PROBLEM TO SOLVE ▸ In the listing below, identify each line with the word "Fits" and return those lines.

RECORDS FOR THIS TASK ▸
● ● ● ● ●
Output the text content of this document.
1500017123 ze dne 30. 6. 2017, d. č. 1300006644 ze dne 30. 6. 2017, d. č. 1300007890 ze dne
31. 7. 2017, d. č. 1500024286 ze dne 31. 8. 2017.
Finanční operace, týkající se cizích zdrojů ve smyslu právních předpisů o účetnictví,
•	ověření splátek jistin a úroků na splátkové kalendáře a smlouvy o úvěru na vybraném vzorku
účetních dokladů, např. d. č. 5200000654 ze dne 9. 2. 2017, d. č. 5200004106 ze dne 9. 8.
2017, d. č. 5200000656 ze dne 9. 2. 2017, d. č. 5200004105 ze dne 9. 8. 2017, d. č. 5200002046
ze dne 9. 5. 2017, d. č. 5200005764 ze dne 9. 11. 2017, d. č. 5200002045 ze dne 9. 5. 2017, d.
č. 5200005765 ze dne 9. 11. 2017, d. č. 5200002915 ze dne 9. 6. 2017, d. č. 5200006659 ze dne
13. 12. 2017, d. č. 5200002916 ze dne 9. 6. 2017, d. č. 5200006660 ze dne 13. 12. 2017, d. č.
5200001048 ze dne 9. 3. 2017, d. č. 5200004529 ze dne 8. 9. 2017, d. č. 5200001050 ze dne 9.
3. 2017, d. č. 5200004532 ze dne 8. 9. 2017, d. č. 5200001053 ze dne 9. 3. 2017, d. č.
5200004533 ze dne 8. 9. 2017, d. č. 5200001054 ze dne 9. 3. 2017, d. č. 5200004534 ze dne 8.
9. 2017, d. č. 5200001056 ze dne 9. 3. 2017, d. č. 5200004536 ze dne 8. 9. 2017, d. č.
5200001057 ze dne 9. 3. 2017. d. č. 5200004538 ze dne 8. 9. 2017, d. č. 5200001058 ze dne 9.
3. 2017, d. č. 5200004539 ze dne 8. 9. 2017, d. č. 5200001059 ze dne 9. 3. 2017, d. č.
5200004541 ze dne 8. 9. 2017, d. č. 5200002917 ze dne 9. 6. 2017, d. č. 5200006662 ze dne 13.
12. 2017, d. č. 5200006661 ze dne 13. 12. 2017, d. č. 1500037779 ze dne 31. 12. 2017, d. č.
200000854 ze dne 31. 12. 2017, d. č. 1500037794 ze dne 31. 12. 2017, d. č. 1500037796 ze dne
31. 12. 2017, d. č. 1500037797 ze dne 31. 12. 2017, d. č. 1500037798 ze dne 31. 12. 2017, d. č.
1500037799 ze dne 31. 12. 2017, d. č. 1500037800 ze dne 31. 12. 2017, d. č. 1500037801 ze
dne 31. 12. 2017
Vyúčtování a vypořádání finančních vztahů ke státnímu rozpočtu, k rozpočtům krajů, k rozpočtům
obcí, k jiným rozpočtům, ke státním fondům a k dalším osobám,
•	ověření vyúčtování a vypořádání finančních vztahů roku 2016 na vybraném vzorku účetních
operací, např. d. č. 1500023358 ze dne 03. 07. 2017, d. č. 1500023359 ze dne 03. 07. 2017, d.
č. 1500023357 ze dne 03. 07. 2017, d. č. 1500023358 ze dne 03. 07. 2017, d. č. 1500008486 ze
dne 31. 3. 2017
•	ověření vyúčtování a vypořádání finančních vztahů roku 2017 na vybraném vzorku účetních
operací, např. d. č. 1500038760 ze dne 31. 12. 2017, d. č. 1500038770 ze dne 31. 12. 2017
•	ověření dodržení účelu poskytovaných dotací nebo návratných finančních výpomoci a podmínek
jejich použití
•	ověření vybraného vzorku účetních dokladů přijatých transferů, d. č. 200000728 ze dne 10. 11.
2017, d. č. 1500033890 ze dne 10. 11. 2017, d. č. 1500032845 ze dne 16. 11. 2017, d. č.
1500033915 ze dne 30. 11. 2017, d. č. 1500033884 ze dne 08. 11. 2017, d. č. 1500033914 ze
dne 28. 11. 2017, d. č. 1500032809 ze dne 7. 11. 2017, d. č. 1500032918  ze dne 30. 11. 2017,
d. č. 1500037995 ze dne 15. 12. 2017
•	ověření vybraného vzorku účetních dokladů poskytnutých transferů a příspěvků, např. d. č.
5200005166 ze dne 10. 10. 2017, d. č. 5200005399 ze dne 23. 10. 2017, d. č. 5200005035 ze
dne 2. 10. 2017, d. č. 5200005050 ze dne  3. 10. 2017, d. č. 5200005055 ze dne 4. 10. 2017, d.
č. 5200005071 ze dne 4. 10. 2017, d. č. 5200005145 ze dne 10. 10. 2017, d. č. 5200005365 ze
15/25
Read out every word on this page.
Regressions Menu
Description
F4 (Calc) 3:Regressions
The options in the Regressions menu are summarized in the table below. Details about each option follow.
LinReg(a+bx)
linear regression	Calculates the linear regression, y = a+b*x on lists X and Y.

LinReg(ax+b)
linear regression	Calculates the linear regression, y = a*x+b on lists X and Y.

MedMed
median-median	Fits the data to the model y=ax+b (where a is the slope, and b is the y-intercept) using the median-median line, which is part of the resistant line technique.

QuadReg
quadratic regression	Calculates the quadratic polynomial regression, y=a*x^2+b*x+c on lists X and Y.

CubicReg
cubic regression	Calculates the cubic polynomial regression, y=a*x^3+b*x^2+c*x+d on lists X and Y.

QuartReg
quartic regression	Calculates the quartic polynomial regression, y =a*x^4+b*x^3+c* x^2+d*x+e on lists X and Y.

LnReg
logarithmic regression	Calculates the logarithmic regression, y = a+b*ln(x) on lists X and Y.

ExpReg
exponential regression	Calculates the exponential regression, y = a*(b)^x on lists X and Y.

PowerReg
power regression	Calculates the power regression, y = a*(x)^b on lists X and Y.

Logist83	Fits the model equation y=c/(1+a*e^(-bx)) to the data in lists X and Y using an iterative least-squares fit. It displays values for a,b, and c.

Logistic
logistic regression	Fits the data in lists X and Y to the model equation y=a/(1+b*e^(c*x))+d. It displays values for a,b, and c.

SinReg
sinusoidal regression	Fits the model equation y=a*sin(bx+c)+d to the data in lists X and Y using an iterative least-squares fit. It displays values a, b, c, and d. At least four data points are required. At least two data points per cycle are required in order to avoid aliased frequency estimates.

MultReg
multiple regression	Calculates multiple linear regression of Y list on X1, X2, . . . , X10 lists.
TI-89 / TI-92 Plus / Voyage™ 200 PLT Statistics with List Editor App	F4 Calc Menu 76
● ● ● ● ●
CORRECT ANSWER ▸
median-median	Fits the data to the model y=ax+b (where a is the slope, and b is the y-intercept) using the median-median line, which is part of the resistant line technique.
Logist83	Fits the model equation y=c/(1+a*e^(-bx)) to the data in lists X and Y using an iterative least-squares fit. It displays values for a,b, and c.
logistic regression	Fits the data in lists X and Y to the model equation y=a/(1+b*e^(c*x))+d. It displays values for a,b, and c.
sinusoidal regression	Fits the model equation y=a*sin(bx+c)+d to the data in lists X and Y using an iterative least-squares fit. It displays values a, b, c, and d. At least four data points are required. At least two data points per cycle are required in order to avoid aliased frequency estimates.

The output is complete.